* begin DATA FOR PROCESSING *

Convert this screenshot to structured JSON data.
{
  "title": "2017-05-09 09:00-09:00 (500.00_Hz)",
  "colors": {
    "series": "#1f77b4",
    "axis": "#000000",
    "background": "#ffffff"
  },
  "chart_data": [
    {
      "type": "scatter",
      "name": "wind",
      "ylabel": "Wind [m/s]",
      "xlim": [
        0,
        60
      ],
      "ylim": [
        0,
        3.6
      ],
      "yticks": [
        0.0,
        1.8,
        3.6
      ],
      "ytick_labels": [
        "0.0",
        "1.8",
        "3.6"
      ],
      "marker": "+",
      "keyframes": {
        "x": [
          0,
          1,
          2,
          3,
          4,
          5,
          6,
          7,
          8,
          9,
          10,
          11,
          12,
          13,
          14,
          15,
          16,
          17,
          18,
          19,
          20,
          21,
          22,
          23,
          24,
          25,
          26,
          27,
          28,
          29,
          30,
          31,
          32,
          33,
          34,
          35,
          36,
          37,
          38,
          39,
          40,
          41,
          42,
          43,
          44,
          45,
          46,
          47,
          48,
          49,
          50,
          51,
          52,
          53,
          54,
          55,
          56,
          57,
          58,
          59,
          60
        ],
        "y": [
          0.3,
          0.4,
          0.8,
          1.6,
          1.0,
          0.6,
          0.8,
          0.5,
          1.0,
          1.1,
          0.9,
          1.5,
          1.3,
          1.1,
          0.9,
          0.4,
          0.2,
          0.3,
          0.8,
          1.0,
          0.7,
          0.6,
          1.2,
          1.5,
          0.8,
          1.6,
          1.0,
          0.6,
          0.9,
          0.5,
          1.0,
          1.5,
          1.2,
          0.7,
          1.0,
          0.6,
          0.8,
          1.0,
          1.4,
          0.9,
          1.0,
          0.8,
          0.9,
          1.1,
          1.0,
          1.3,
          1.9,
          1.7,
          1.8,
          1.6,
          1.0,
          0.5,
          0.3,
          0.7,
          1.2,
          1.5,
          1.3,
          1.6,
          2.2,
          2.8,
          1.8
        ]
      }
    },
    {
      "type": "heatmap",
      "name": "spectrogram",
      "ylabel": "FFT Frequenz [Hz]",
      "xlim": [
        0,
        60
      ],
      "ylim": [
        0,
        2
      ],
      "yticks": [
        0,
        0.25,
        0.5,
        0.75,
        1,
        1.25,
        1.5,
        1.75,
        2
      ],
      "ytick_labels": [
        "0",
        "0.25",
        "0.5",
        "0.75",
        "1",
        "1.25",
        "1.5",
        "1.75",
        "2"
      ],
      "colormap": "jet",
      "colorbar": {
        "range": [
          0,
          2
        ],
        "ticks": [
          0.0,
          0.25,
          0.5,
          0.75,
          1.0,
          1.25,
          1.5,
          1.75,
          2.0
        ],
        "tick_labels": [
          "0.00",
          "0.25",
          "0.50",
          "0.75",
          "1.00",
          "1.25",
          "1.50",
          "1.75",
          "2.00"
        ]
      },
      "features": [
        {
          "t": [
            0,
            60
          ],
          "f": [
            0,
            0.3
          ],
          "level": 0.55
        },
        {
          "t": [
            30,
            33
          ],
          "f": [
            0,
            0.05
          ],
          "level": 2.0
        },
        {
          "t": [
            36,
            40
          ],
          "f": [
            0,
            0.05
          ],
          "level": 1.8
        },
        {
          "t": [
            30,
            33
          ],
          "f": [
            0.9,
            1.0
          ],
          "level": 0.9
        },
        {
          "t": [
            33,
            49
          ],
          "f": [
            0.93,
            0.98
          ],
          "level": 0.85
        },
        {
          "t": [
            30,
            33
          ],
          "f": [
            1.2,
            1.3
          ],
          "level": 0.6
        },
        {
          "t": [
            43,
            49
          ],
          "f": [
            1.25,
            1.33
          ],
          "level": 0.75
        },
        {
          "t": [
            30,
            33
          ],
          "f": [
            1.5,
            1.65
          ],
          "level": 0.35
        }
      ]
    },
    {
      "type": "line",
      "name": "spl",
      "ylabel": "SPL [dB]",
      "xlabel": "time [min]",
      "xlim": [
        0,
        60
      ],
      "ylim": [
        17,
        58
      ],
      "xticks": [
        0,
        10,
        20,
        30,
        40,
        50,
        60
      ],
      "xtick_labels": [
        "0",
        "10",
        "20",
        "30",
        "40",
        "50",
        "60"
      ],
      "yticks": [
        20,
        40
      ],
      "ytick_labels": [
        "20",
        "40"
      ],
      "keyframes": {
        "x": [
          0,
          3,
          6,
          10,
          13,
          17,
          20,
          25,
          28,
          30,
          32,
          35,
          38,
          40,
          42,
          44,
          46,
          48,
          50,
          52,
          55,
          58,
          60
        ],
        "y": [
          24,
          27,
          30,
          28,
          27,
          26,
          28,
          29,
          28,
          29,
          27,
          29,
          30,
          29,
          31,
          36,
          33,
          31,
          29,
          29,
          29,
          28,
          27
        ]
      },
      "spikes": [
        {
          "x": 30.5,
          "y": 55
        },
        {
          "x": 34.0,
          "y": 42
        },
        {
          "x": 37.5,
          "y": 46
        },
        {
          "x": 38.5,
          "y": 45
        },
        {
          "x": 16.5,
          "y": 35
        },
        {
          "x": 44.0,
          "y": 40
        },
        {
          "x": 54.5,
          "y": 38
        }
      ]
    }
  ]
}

* end DATA FOR PROCESSING *

* PROBLEM TO SOLVE: Read through the data and copy every line where "ylabel" shows up.

* ANSWER TO THIS PROBLEM:
      "ylabel": "Wind [m/s]",
      "ylabel": "FFT Frequenz [Hz]",
      "ylabel": "SPL [dB]",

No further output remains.